## DIRECTION:
Return all lines below containing the word "України".

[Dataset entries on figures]
□ □ □ □ □ □ □

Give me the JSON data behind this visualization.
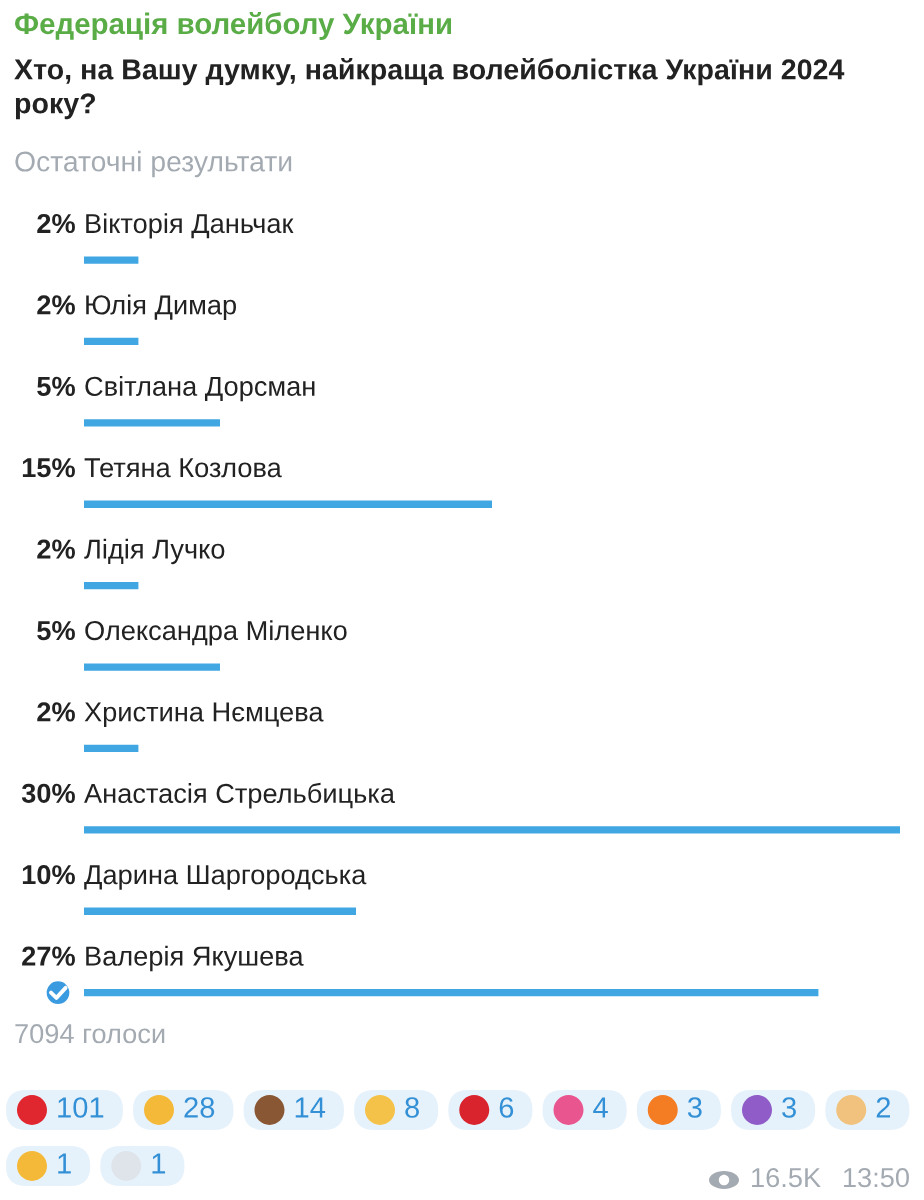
{
  "chart_data": {
    "type": "bar",
    "orientation": "horizontal",
    "title": "Хто, на Вашу думку, найкраща волейболістка України 2024 року?",
    "subtitle": "Остаточні результати",
    "categories": [
      "Вікторія Даньчак",
      "Юлія Димар",
      "Світлана Дорсман",
      "Тетяна Козлова",
      "Лідія Лучко",
      "Олександра Міленко",
      "Христина Нємцева",
      "Анастасія Стрельбицька",
      "Дарина Шаргородська",
      "Валерія Якушева"
    ],
    "values": [
      2,
      2,
      5,
      15,
      2,
      5,
      2,
      30,
      10,
      27
    ],
    "value_labels": [
      "2%",
      "2%",
      "5%",
      "15%",
      "2%",
      "5%",
      "2%",
      "30%",
      "10%",
      "27%"
    ],
    "color": "#40a7e3",
    "annotations": [
      "Федерація волейболу України",
      "7094 голоси",
      "101",
      "28",
      "14",
      "8",
      "6",
      "4",
      "3",
      "3",
      "2",
      "1",
      "1",
      "16.5K",
      "13:50"
    ]
  }
}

□ □ □ □ □ □ □

## REPLY:
    "title": "Хто, на Вашу думку, найкраща волейболістка України 2024 року?",
      "Федерація волейболу України",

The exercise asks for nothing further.